_What you are asked to do_
Put the rows from the first one through the row containing "function list: 通道 <box>612 678 643 696</box>" into a Markdown table with two columns: Index for the row number and Content for the row's text. Omit blank lines and leave out every row after that one.

_Available data_
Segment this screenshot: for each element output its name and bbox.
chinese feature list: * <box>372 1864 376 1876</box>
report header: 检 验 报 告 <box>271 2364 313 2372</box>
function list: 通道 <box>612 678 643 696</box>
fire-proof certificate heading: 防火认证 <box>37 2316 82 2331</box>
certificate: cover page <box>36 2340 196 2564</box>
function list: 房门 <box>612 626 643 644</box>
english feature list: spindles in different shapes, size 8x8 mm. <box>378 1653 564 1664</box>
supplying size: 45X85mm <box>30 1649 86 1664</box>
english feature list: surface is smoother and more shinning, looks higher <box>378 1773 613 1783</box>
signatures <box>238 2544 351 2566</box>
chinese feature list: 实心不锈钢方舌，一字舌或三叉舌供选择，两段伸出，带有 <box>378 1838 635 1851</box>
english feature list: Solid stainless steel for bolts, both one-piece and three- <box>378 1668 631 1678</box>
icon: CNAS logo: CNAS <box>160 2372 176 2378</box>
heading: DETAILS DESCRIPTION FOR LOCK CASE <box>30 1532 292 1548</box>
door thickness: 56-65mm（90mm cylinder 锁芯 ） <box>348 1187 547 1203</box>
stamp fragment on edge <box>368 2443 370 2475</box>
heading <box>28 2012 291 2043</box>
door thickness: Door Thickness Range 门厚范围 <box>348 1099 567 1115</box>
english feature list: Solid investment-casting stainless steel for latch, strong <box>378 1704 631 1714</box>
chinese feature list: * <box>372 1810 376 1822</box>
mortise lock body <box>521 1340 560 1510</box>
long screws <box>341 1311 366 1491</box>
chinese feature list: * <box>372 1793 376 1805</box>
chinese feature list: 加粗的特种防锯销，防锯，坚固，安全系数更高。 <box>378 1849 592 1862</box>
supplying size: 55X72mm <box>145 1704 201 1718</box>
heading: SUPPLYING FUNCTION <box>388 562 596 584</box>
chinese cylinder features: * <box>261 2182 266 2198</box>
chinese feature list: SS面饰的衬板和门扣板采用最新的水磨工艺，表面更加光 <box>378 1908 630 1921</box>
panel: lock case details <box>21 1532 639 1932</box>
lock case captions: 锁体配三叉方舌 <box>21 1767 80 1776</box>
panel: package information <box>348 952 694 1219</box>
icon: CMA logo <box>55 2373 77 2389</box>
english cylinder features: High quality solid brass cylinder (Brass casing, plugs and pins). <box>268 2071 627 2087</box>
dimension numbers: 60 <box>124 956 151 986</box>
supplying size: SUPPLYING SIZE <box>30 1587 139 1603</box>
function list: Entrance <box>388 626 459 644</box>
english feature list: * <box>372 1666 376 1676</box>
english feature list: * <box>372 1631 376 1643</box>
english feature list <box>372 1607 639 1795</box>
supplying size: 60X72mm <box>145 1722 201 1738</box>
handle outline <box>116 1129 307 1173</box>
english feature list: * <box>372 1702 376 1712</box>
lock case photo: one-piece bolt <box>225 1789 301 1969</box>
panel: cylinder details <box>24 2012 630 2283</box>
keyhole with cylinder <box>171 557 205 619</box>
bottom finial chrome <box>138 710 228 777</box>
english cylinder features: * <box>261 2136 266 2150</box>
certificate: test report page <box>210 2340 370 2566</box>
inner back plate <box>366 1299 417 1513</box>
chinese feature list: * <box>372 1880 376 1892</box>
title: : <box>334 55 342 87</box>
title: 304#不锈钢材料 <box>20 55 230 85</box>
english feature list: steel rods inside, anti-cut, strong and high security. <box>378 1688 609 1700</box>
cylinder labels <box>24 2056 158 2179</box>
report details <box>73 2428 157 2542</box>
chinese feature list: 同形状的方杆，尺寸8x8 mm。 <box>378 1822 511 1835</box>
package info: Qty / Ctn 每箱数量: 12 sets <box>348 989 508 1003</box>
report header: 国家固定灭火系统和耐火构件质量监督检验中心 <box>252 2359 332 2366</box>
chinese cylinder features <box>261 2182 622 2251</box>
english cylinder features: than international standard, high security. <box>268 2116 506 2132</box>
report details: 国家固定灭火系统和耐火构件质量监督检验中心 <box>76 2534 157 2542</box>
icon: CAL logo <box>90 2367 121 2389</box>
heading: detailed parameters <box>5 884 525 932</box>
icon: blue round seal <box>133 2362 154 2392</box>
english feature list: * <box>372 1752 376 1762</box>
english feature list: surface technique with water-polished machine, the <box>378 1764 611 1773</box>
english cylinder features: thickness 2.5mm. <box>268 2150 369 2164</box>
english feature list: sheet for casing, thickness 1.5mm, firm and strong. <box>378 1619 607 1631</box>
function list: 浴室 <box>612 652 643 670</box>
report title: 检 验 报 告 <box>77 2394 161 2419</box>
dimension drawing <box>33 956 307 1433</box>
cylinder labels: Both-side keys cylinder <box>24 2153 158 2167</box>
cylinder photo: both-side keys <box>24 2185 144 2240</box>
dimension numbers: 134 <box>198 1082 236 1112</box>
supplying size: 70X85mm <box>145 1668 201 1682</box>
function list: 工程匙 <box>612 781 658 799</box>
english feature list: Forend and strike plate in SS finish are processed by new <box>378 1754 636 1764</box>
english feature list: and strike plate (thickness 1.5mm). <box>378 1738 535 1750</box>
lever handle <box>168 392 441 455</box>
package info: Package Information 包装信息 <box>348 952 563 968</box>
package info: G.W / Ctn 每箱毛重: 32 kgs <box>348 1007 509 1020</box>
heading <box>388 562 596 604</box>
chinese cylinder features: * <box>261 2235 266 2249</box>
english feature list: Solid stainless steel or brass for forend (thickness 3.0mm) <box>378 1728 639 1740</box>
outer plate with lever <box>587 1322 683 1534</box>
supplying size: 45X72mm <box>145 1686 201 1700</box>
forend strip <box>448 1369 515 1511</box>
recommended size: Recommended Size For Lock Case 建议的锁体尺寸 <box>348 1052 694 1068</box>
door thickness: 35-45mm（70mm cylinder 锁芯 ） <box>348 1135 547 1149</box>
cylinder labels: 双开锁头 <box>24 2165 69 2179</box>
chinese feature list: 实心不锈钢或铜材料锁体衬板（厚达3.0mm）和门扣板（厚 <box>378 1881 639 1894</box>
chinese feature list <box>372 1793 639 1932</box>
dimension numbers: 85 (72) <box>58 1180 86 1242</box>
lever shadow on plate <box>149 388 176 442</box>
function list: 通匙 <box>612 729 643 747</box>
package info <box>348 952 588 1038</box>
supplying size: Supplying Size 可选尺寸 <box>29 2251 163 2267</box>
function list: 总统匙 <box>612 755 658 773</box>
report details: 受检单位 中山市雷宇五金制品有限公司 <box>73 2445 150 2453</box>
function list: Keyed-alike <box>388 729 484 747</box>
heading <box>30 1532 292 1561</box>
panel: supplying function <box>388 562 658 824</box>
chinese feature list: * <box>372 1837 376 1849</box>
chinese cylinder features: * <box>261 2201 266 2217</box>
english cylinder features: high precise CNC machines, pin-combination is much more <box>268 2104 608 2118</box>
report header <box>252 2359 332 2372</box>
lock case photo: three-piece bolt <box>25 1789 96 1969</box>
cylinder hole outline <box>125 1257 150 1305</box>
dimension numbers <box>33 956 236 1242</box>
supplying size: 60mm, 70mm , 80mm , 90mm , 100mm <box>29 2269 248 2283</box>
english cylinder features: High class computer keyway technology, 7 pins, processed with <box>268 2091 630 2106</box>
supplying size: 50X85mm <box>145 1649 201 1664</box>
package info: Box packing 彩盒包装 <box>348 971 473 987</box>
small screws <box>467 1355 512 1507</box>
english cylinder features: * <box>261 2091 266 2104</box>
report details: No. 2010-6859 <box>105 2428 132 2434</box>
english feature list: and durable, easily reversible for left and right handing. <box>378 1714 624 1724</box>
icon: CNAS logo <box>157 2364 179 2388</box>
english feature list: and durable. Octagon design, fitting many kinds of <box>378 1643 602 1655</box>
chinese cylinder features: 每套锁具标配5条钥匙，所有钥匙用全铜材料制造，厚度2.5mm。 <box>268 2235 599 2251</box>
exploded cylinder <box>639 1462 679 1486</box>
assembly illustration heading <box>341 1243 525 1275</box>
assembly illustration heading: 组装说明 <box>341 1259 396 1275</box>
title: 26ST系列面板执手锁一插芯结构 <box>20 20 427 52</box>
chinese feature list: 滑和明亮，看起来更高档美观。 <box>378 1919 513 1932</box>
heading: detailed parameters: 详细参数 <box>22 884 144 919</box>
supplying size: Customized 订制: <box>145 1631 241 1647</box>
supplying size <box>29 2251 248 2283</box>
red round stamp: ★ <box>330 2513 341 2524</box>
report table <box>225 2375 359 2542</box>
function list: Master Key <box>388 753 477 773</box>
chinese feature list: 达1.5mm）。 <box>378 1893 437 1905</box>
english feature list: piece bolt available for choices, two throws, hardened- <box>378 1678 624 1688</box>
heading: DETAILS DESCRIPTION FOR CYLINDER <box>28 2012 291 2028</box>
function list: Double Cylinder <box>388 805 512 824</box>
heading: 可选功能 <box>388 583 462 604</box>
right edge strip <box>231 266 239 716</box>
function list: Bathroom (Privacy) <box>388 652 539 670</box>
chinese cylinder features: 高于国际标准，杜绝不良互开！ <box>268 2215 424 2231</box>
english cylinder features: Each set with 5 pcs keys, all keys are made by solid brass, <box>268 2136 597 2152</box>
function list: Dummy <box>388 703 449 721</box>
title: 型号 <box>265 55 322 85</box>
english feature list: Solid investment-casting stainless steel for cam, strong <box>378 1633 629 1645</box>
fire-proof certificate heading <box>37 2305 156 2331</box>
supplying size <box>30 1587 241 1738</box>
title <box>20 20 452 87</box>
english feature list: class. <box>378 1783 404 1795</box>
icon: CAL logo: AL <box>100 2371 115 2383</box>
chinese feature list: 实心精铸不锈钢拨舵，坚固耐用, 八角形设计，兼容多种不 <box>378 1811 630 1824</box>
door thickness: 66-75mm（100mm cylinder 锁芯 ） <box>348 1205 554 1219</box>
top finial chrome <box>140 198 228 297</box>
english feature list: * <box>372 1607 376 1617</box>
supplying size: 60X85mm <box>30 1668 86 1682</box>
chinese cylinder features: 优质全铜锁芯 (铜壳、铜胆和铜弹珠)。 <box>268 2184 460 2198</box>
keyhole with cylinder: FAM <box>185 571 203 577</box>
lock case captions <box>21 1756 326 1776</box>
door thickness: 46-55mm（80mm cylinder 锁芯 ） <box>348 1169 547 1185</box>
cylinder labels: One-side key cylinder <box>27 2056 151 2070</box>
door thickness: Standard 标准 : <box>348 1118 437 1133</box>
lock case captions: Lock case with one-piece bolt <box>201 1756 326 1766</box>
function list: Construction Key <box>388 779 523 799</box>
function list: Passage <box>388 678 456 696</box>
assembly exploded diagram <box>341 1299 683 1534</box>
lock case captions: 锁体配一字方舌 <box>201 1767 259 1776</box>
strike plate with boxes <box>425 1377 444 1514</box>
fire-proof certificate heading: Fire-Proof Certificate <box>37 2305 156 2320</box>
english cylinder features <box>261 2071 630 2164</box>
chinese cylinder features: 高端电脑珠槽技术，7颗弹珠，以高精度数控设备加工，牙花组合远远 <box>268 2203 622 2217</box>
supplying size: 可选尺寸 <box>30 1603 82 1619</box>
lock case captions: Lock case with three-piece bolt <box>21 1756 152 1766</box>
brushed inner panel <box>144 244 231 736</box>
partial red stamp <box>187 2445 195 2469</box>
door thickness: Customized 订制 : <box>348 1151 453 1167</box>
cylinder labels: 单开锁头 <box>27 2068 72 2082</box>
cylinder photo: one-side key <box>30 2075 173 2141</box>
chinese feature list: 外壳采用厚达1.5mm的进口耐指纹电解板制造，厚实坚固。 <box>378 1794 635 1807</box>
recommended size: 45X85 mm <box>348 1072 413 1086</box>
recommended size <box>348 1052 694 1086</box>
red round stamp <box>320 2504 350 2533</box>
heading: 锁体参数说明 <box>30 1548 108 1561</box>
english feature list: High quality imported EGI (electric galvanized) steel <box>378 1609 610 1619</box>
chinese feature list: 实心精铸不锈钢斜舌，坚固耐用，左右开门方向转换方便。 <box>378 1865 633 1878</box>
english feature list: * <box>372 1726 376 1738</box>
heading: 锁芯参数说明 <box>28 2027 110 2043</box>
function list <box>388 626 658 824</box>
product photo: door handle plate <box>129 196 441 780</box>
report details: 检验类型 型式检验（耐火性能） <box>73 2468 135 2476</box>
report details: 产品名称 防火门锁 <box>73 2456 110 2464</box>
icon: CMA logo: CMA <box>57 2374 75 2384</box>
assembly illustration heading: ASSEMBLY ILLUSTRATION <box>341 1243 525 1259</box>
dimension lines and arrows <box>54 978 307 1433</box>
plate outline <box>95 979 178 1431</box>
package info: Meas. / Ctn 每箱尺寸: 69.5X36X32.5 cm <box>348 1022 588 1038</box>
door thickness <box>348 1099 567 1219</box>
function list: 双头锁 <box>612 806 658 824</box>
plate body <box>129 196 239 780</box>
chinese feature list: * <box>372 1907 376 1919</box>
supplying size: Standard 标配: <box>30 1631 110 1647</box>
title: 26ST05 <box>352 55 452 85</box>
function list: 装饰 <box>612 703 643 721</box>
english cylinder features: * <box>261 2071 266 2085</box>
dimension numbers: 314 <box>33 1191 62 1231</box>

_Correct result_
| Index | Content |
|---|---|
| 1 | Segment this screenshot: for each element output its name and bbox. |
| 2 | chinese feature list: * <box>372 1864 376 1876</box> |
| 3 | report header: 检 验 报 告 <box>271 2364 313 2372</box> |
| 4 | function list: 通道 <box>612 678 643 696</box> |